> _Required work_: Return a copy of each line that holds the string "text".

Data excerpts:
+===+

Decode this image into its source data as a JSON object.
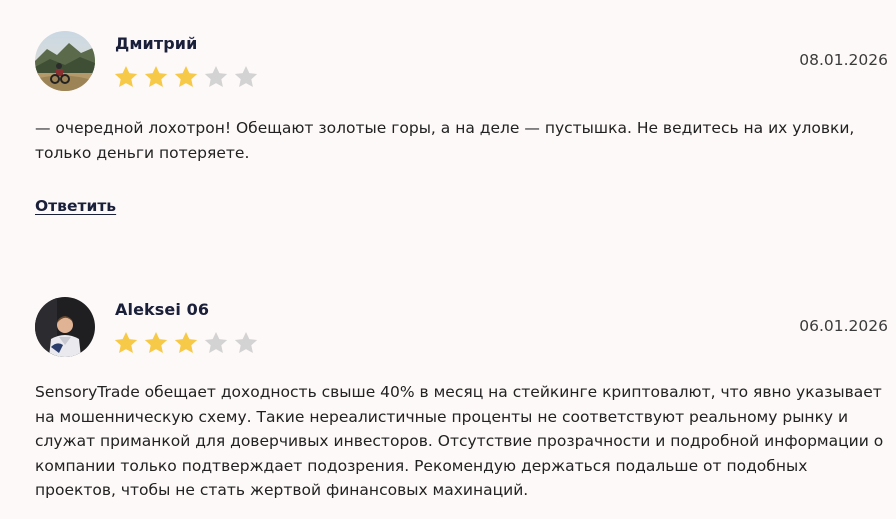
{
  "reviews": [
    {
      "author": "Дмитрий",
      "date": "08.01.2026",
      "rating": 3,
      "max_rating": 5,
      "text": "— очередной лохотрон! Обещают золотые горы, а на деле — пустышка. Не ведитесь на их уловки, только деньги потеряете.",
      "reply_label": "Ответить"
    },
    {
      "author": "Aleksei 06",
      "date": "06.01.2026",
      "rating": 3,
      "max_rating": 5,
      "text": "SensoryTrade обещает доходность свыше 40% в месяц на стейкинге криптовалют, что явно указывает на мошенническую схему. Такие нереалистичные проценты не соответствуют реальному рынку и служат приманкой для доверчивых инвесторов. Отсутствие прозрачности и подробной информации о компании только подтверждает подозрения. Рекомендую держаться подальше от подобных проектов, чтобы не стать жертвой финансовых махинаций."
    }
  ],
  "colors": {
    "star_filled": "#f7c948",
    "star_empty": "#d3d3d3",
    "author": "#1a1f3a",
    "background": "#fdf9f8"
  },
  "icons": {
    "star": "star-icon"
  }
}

+===+

> _Task answer_:
      "text": "— очередной лохотрон! Обещают золотые горы, а на деле — пустышка. Не ведитесь на их уловки, только деньги потеряете.",
      "text": "SensoryTrade обещает доходность свыше 40% в месяц на стейкинге криптовалют, что явно указывает на мошенническую схему. Такие нереалистичные проценты не соответствуют реальному рынку и служат приманкой для доверчивых инвесторов. Отсутствие прозрачности и подробной информации о компании только подтверждает подозрения. Рекомендую держаться подальше от подобных проектов, чтобы не стать жертвой финансовых махинаций."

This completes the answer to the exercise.